Collect each line of the entries that holds the string "коммуникативно".

┏━━

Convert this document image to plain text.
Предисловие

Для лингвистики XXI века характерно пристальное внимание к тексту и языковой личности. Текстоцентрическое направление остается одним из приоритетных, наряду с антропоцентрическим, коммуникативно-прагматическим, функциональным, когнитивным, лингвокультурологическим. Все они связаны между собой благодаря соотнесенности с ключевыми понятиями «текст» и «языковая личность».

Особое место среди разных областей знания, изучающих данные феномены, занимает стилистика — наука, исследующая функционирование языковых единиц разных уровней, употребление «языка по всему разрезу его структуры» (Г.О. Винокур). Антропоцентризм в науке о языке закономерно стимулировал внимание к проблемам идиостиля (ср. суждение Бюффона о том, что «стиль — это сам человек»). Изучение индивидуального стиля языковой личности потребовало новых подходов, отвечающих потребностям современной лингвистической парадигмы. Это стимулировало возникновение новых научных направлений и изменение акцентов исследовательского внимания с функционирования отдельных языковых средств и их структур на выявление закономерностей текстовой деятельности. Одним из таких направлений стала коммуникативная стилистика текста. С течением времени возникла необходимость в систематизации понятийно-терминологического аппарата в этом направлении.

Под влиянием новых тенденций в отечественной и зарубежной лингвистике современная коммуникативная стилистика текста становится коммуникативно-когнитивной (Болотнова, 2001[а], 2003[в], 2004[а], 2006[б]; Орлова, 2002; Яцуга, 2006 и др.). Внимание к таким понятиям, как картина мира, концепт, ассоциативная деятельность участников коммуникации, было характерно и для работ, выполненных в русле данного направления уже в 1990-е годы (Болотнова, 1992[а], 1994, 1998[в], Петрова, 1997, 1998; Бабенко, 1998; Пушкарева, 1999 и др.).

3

┗━━

## Result below
Для лингвистики XXI века характерно пристальное внимание к тексту и языковой личности. Текстоцентрическое направление остается одним из приоритетных, наряду с антропоцентрическим, коммуникативно-прагматическим, функциональным, когнитивным, лингвокультурологическим. Все они связаны между собой благодаря соотнесенности с ключевыми понятиями «текст» и «языковая личность».
Под влиянием новых тенденций в отечественной и зарубежной лингвистике современная коммуникативная стилистика текста становится коммуникативно-когнитивной (Болотнова, 2001[а], 2003[в], 2004[а], 2006[б]; Орлова, 2002; Яцуга, 2006 и др.). Внимание к таким понятиям, как картина мира, концепт, ассоциативная деятельность участников коммуникации, было характерно и для работ, выполненных в русле данного направления уже в 1990-е годы (Болотнова, 1992[а], 1994, 1998[в], Петрова, 1997, 1998; Бабенко, 1998; Пушкарева, 1999 и др.).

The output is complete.